[Figure dataset records]
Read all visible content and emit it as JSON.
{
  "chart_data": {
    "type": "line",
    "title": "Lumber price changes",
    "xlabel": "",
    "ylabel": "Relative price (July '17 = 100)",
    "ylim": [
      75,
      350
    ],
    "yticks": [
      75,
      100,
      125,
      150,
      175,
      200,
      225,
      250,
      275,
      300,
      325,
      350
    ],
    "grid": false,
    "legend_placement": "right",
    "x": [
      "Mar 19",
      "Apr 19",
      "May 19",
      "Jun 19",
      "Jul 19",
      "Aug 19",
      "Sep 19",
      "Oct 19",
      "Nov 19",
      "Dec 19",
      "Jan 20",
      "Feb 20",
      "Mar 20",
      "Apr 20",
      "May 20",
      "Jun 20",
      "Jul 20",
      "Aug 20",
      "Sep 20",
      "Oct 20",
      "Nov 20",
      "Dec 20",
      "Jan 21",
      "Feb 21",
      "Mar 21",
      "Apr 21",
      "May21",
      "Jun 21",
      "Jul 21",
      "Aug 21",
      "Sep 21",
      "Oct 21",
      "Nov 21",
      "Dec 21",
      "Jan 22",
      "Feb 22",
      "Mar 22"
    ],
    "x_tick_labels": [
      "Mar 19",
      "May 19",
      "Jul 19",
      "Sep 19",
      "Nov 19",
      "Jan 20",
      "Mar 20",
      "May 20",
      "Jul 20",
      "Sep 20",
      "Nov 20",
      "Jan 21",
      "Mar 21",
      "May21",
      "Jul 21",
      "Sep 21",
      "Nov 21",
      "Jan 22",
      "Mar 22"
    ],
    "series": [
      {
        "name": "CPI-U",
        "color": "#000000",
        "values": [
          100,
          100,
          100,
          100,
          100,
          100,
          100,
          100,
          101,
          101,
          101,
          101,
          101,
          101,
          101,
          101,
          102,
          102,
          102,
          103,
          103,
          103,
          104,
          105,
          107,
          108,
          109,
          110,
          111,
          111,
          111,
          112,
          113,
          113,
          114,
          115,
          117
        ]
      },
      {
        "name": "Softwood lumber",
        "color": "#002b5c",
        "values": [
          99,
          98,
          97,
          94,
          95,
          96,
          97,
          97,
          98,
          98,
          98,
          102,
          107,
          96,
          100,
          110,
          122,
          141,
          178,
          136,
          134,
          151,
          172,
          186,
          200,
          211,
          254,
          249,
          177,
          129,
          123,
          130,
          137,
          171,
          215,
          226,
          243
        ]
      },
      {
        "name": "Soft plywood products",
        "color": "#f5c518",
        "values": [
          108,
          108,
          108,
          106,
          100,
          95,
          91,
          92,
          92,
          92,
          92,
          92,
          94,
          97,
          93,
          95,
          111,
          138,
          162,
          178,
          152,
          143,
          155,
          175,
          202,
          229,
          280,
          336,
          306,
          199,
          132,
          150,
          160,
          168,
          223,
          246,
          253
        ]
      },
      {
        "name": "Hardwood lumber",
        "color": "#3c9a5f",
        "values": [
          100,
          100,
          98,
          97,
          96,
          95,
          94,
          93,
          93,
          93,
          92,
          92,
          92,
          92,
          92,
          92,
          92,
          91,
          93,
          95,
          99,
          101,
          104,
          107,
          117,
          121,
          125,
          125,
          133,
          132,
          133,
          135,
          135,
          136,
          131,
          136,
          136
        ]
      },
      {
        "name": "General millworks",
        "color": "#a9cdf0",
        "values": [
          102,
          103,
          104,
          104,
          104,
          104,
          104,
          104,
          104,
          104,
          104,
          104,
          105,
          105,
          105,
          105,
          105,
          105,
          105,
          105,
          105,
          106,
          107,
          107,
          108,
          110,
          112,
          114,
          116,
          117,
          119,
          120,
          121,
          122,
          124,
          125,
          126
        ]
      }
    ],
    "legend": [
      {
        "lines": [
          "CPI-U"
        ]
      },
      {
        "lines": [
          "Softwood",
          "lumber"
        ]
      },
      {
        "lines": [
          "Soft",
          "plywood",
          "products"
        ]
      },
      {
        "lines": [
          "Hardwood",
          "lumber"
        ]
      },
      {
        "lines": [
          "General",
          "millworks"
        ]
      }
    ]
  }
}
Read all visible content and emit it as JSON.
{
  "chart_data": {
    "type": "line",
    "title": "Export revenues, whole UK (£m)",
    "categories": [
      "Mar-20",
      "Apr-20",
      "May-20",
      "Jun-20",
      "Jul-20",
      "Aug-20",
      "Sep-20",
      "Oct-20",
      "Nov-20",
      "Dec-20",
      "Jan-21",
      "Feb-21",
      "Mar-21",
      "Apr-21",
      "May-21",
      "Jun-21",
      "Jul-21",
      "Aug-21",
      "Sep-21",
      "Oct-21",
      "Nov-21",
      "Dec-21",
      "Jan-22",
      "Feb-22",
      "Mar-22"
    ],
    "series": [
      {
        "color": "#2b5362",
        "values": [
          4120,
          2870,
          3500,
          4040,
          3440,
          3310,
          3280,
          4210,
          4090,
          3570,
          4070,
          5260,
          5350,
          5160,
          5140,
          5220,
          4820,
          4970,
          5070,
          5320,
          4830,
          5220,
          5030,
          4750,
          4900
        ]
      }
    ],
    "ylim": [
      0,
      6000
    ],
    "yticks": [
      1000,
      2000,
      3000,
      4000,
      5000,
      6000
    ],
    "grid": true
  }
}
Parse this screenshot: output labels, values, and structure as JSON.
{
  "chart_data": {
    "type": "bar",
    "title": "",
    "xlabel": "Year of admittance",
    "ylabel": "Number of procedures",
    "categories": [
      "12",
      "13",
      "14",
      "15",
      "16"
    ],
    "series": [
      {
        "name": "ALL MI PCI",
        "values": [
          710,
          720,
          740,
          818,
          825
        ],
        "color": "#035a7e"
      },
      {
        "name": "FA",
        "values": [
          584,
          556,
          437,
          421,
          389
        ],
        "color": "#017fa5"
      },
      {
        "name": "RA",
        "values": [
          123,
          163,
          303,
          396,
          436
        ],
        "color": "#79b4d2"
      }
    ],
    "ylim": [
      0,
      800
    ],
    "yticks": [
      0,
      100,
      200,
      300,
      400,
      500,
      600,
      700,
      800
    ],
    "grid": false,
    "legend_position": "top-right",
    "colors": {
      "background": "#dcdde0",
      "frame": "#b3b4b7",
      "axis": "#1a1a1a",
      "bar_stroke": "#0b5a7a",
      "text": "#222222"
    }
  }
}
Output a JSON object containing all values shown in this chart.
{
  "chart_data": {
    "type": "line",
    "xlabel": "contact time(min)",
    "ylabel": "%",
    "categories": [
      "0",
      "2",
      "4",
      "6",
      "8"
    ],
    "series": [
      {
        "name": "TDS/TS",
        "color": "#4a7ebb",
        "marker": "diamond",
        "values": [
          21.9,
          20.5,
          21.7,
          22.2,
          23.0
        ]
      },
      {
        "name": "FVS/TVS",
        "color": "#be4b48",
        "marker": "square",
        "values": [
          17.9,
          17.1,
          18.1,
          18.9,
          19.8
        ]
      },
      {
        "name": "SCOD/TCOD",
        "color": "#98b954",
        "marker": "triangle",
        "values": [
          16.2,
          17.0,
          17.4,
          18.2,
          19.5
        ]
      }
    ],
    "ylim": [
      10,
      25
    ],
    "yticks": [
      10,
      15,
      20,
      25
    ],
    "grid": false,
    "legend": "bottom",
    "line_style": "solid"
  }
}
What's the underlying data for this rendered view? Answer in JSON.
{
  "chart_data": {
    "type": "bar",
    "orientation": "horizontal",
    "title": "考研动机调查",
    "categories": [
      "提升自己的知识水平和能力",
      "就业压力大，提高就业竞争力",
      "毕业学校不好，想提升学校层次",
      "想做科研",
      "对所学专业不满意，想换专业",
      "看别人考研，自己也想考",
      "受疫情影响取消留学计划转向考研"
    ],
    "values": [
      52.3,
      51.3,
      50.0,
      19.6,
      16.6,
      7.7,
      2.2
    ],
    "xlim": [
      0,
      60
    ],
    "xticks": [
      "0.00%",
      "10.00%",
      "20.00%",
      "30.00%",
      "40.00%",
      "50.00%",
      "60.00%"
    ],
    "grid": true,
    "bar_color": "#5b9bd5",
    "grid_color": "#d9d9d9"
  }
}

**What you will do**
Report each line in the preceding entries that holds the string "marker".

**Solution for this exercise**
        "marker": "diamond",
        "marker": "square",
        "marker": "triangle",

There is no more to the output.